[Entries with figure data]
########

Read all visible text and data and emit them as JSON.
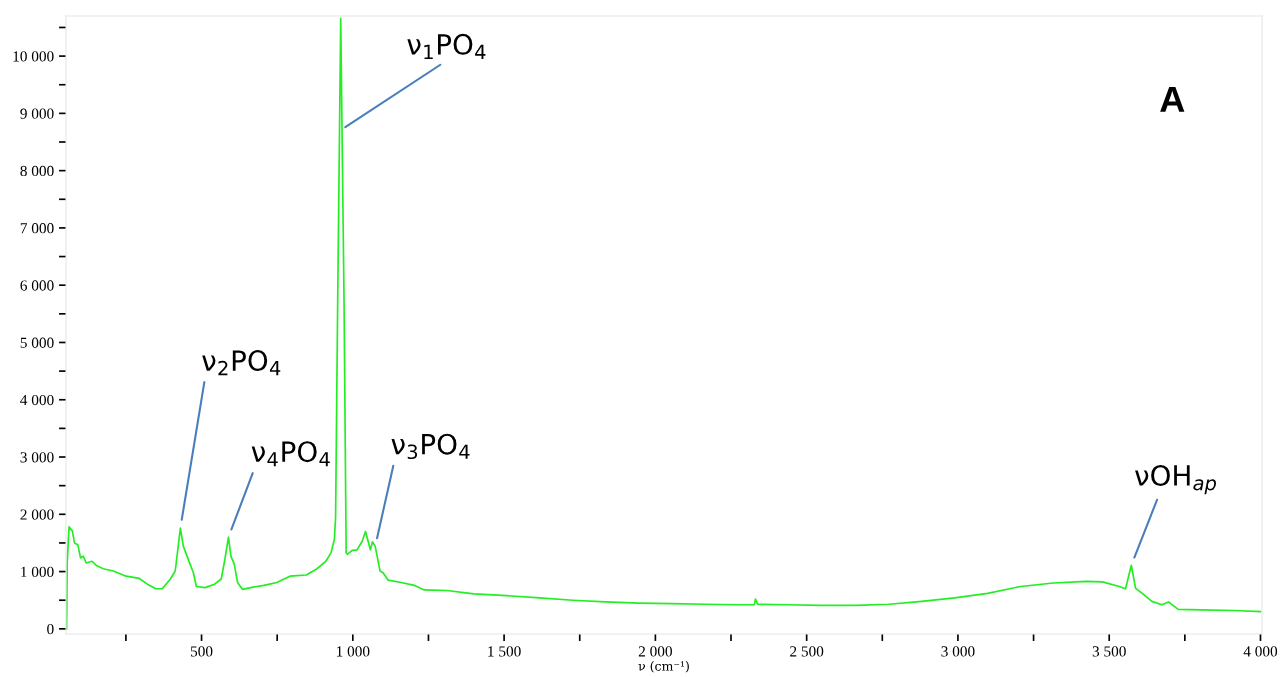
{
  "chart_data": {
    "type": "line",
    "xlabel": "ν (cm⁻¹)",
    "x": [
      54,
      56,
      62,
      73,
      80,
      91,
      100,
      109,
      119,
      138,
      154,
      175,
      208,
      251,
      294,
      321,
      349,
      370,
      397,
      413,
      430,
      440,
      462,
      473,
      483,
      511,
      543,
      565,
      576,
      589,
      597,
      608,
      619,
      635,
      662,
      706,
      749,
      792,
      846,
      879,
      911,
      928,
      939,
      943,
      950,
      960,
      971,
      978,
      982,
      998,
      1014,
      1031,
      1042,
      1058,
      1065,
      1074,
      1090,
      1100,
      1117,
      1160,
      1203,
      1236,
      1311,
      1400,
      1508,
      1618,
      1727,
      1835,
      1945,
      2054,
      2163,
      2273,
      2327,
      2331,
      2338,
      2437,
      2546,
      2663,
      2772,
      2880,
      2989,
      3098,
      3207,
      3315,
      3424,
      3478,
      3533,
      3554,
      3573,
      3587,
      3609,
      3641,
      3674,
      3696,
      3728,
      3804,
      3913,
      4000
    ],
    "series": [
      {
        "color": "#22ee22",
        "values": [
          0,
          1150,
          1780,
          1710,
          1500,
          1470,
          1240,
          1270,
          1150,
          1180,
          1100,
          1050,
          1010,
          920,
          880,
          780,
          700,
          700,
          870,
          1010,
          1760,
          1440,
          1130,
          980,
          740,
          720,
          780,
          870,
          1180,
          1600,
          1270,
          1130,
          810,
          690,
          720,
          760,
          810,
          920,
          940,
          1040,
          1180,
          1330,
          1560,
          1940,
          5720,
          10660,
          5720,
          1330,
          1300,
          1370,
          1380,
          1530,
          1700,
          1380,
          1520,
          1440,
          1010,
          980,
          850,
          810,
          760,
          680,
          670,
          610,
          580,
          540,
          500,
          470,
          450,
          440,
          430,
          420,
          420,
          520,
          430,
          420,
          410,
          410,
          430,
          480,
          540,
          620,
          740,
          800,
          830,
          820,
          740,
          700,
          1110,
          710,
          620,
          480,
          420,
          470,
          340,
          330,
          320,
          300
        ]
      }
    ],
    "xlim": [
      52,
      4005
    ],
    "xticks": [
      {
        "value": 250,
        "label": null
      },
      500,
      {
        "value": 750,
        "label": null
      },
      {
        "value": 1000,
        "label": "1 000"
      },
      {
        "value": 1250,
        "label": null
      },
      {
        "value": 1500,
        "label": "1 500"
      },
      {
        "value": 1750,
        "label": null
      },
      {
        "value": 2000,
        "label": "2 000"
      },
      {
        "value": 2250,
        "label": null
      },
      {
        "value": 2500,
        "label": "2 500"
      },
      {
        "value": 2750,
        "label": null
      },
      {
        "value": 3000,
        "label": "3 000"
      },
      {
        "value": 3250,
        "label": null
      },
      {
        "value": 3500,
        "label": "3 500"
      },
      {
        "value": 3750,
        "label": null
      },
      {
        "value": 4000,
        "label": "4 000"
      }
    ],
    "ylim": [
      -90,
      10700
    ],
    "yticks": [
      0,
      {
        "value": 500,
        "label": null
      },
      {
        "value": 1000,
        "label": "1 000"
      },
      {
        "value": 1500,
        "label": null
      },
      {
        "value": 2000,
        "label": "2 000"
      },
      {
        "value": 2500,
        "label": null
      },
      {
        "value": 3000,
        "label": "3 000"
      },
      {
        "value": 3500,
        "label": null
      },
      {
        "value": 4000,
        "label": "4 000"
      },
      {
        "value": 4500,
        "label": null
      },
      {
        "value": 5000,
        "label": "5 000"
      },
      {
        "value": 5500,
        "label": null
      },
      {
        "value": 6000,
        "label": "6 000"
      },
      {
        "value": 6500,
        "label": null
      },
      {
        "value": 7000,
        "label": "7 000"
      },
      {
        "value": 7500,
        "label": null
      },
      {
        "value": 8000,
        "label": "8 000"
      },
      {
        "value": 8500,
        "label": null
      },
      {
        "value": 9000,
        "label": "9 000"
      },
      {
        "value": 9500,
        "label": null
      },
      {
        "value": 10000,
        "label": "10 000"
      },
      {
        "value": 10500,
        "label": null
      }
    ],
    "grid": false,
    "marker": "none",
    "line_style": "solid",
    "annotations": [
      {
        "text": "ν$_{1}$PO$_{4}$",
        "x": 975,
        "y": 8760
      },
      {
        "text": "ν$_{2}$PO$_{4}$",
        "x": 430,
        "y": 1760
      },
      {
        "text": "ν$_{4}$PO$_{4}$",
        "x": 589,
        "y": 1600
      },
      {
        "text": "ν$_{3}$PO$_{4}$",
        "x": 1074,
        "y": 1440
      },
      {
        "text": "νOH$_{ap}$",
        "x": 3573,
        "y": 1110
      },
      "A"
    ]
  }
}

########

▸ TASK GOAL
Your job is to transcribe the entries above exactly; skip the pictures.

▸ RESPONSE TO THE EXERCISE
Read all visible text and data and emit them as JSON.
{
  "chart_data": {
    "type": "line",
    "xlabel": "ν (cm⁻¹)",
    "x": [
      54,
      56,
      62,
      73,
      80,
      91,
      100,
      109,
      119,
      138,
      154,
      175,
      208,
      251,
      294,
      321,
      349,
      370,
      397,
      413,
      430,
      440,
      462,
      473,
      483,
      511,
      543,
      565,
      576,
      589,
      597,
      608,
      619,
      635,
      662,
      706,
      749,
      792,
      846,
      879,
      911,
      928,
      939,
      943,
      950,
      960,
      971,
      978,
      982,
      998,
      1014,
      1031,
      1042,
      1058,
      1065,
      1074,
      1090,
      1100,
      1117,
      1160,
      1203,
      1236,
      1311,
      1400,
      1508,
      1618,
      1727,
      1835,
      1945,
      2054,
      2163,
      2273,
      2327,
      2331,
      2338,
      2437,
      2546,
      2663,
      2772,
      2880,
      2989,
      3098,
      3207,
      3315,
      3424,
      3478,
      3533,
      3554,
      3573,
      3587,
      3609,
      3641,
      3674,
      3696,
      3728,
      3804,
      3913,
      4000
    ],
    "series": [
      {
        "color": "#22ee22",
        "values": [
          0,
          1150,
          1780,
          1710,
          1500,
          1470,
          1240,
          1270,
          1150,
          1180,
          1100,
          1050,
          1010,
          920,
          880,
          780,
          700,
          700,
          870,
          1010,
          1760,
          1440,
          1130,
          980,
          740,
          720,
          780,
          870,
          1180,
          1600,
          1270,
          1130,
          810,
          690,
          720,
          760,
          810,
          920,
          940,
          1040,
          1180,
          1330,
          1560,
          1940,
          5720,
          10660,
          5720,
          1330,
          1300,
          1370,
          1380,
          1530,
          1700,
          1380,
          1520,
          1440,
          1010,
          980,
          850,
          810,
          760,
          680,
          670,
          610,
          580,
          540,
          500,
          470,
          450,
          440,
          430,
          420,
          420,
          520,
          430,
          420,
          410,
          410,
          430,
          480,
          540,
          620,
          740,
          800,
          830,
          820,
          740,
          700,
          1110,
          710,
          620,
          480,
          420,
          470,
          340,
          330,
          320,
          300
        ]
      }
    ],
    "xlim": [
      52,
      4005
    ],
    "xticks": [
      {
        "value": 250,
        "label": null
      },
      500,
      {
        "value": 750,
        "label": null
      },
      {
        "value": 1000,
        "label": "1 000"
      },
      {
        "value": 1250,
        "label": null
      },
      {
        "value": 1500,
        "label": "1 500"
      },
      {
        "value": 1750,
        "label": null
      },
      {
        "value": 2000,
        "label": "2 000"
      },
      {
        "value": 2250,
        "label": null
      },
      {
        "value": 2500,
        "label": "2 500"
      },
      {
        "value": 2750,
        "label": null
      },
      {
        "value": 3000,
        "label": "3 000"
      },
      {
        "value": 3250,
        "label": null
      },
      {
        "value": 3500,
        "label": "3 500"
      },
      {
        "value": 3750,
        "label": null
      },
      {
        "value": 4000,
        "label": "4 000"
      }
    ],
    "ylim": [
      -90,
      10700
    ],
    "yticks": [
      0,
      {
        "value": 500,
        "label": null
      },
      {
        "value": 1000,
        "label": "1 000"
      },
      {
        "value": 1500,
        "label": null
      },
      {
        "value": 2000,
        "label": "2 000"
      },
      {
        "value": 2500,
        "label": null
      },
      {
        "value": 3000,
        "label": "3 000"
      },
      {
        "value": 3500,
        "label": null
      },
      {
        "value": 4000,
        "label": "4 000"
      },
      {
        "value": 4500,
        "label": null
      },
      {
        "value": 5000,
        "label": "5 000"
      },
      {
        "value": 5500,
        "label": null
      },
      {
        "value": 6000,
        "label": "6 000"
      },
      {
        "value": 6500,
        "label": null
      },
      {
        "value": 7000,
        "label": "7 000"
      },
      {
        "value": 7500,
        "label": null
      },
      {
        "value": 8000,
        "label": "8 000"
      },
      {
        "value": 8500,
        "label": null
      },
      {
        "value": 9000,
        "label": "9 000"
      },
      {
        "value": 9500,
        "label": null
      },
      {
        "value": 10000,
        "label": "10 000"
      },
      {
        "value": 10500,
        "label": null
      }
    ],
    "grid": false,
    "marker": "none",
    "line_style": "solid",
    "annotations": [
      {
        "text": "ν$_{1}$PO$_{4}$",
        "x": 975,
        "y": 8760
      },
      {
        "text": "ν$_{2}$PO$_{4}$",
        "x": 430,
        "y": 1760
      },
      {
        "text": "ν$_{4}$PO$_{4}$",
        "x": 589,
        "y": 1600
      },
      {
        "text": "ν$_{3}$PO$_{4}$",
        "x": 1074,
        "y": 1440
      },
      {
        "text": "νOH$_{ap}$",
        "x": 3573,
        "y": 1110
      },
      "A"
    ]
  }
}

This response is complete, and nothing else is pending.